TASK TO COMPLETE: Reproduce the listing below without any change.

### GIVEN DATA

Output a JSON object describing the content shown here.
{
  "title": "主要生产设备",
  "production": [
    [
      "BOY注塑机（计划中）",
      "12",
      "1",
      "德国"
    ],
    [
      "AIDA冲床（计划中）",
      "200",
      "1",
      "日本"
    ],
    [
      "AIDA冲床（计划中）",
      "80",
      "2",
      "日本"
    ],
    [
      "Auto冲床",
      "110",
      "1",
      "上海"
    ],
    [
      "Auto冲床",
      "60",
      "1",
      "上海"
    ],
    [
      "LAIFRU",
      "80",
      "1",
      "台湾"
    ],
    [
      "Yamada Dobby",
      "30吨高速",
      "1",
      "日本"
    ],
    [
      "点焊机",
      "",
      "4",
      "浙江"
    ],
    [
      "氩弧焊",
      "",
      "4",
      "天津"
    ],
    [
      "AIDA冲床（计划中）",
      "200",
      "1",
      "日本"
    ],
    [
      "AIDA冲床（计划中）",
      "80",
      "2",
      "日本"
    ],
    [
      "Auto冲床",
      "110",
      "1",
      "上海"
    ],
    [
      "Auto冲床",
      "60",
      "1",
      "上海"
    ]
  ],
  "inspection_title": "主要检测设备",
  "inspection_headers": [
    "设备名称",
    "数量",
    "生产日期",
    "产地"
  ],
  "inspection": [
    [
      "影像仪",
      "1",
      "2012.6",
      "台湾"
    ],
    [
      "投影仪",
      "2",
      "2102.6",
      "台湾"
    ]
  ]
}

######

COMPLETE OUTPUT:
Output a JSON object describing the content shown here.
{
  "title": "主要生产设备",
  "production": [
    [
      "BOY注塑机（计划中）",
      "12",
      "1",
      "德国"
    ],
    [
      "AIDA冲床（计划中）",
      "200",
      "1",
      "日本"
    ],
    [
      "AIDA冲床（计划中）",
      "80",
      "2",
      "日本"
    ],
    [
      "Auto冲床",
      "110",
      "1",
      "上海"
    ],
    [
      "Auto冲床",
      "60",
      "1",
      "上海"
    ],
    [
      "LAIFRU",
      "80",
      "1",
      "台湾"
    ],
    [
      "Yamada Dobby",
      "30吨高速",
      "1",
      "日本"
    ],
    [
      "点焊机",
      "",
      "4",
      "浙江"
    ],
    [
      "氩弧焊",
      "",
      "4",
      "天津"
    ],
    [
      "AIDA冲床（计划中）",
      "200",
      "1",
      "日本"
    ],
    [
      "AIDA冲床（计划中）",
      "80",
      "2",
      "日本"
    ],
    [
      "Auto冲床",
      "110",
      "1",
      "上海"
    ],
    [
      "Auto冲床",
      "60",
      "1",
      "上海"
    ]
  ],
  "inspection_title": "主要检测设备",
  "inspection_headers": [
    "设备名称",
    "数量",
    "生产日期",
    "产地"
  ],
  "inspection": [
    [
      "影像仪",
      "1",
      "2012.6",
      "台湾"
    ],
    [
      "投影仪",
      "2",
      "2102.6",
      "台湾"
    ]
  ]
}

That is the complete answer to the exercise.